**SUPPLIED MATERIAL**
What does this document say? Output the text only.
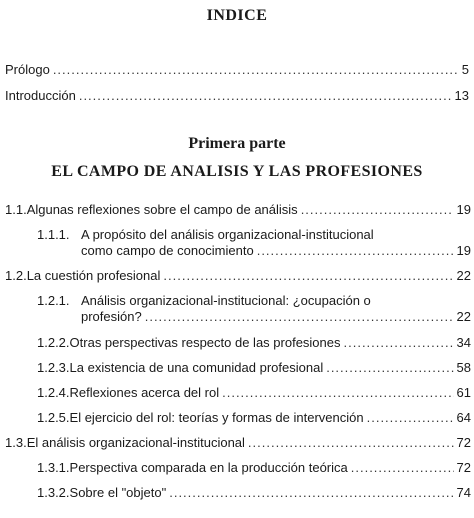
INDICE
Prólogo .....	5
Introducción .....	13
Primera parte
EL CAMPO DE ANALISIS Y LAS PROFESIONES
1.1. Algunas reflexiones sobre el campo de análisis .....	19
1.1.1. A propósito del análisis organizacional-institucional
como campo de conocimiento .....	19
1.2. La cuestión profesional .....	22
1.2.1. Análisis organizacional-institucional: ¿ocupación o
profesión? .....	22
1.2.2. Otras perspectivas respecto de las profesiones .....	34
1.2.3. La existencia de una comunidad profesional .....	58
1.2.4. Reflexiones acerca del rol .....	61
1.2.5. El ejercicio del rol: teorías y formas de intervención .....	64
1.3. El análisis organizacional-institucional .....	72
1.3.1. Perspectiva comparada en la producción teórica .....	72
1.3.2. Sobre el "objeto" .....	74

**WHAT YOU SHOULD DO**
Make an exact copy of the data above, pictures excluded.

**RESULT**
What does this document say? Output the text only.
INDICE
Prólogo .....	5
Introducción .....	13
Primera parte
EL CAMPO DE ANALISIS Y LAS PROFESIONES
1.1. Algunas reflexiones sobre el campo de análisis .....	19
1.1.1. A propósito del análisis organizacional-institucional
como campo de conocimiento .....	19
1.2. La cuestión profesional .....	22
1.2.1. Análisis organizacional-institucional: ¿ocupación o
profesión? .....	22
1.2.2. Otras perspectivas respecto de las profesiones .....	34
1.2.3. La existencia de una comunidad profesional .....	58
1.2.4. Reflexiones acerca del rol .....	61
1.2.5. El ejercicio del rol: teorías y formas de intervención .....	64
1.3. El análisis organizacional-institucional .....	72
1.3.1. Perspectiva comparada en la producción teórica .....	72
1.3.2. Sobre el "objeto" .....	74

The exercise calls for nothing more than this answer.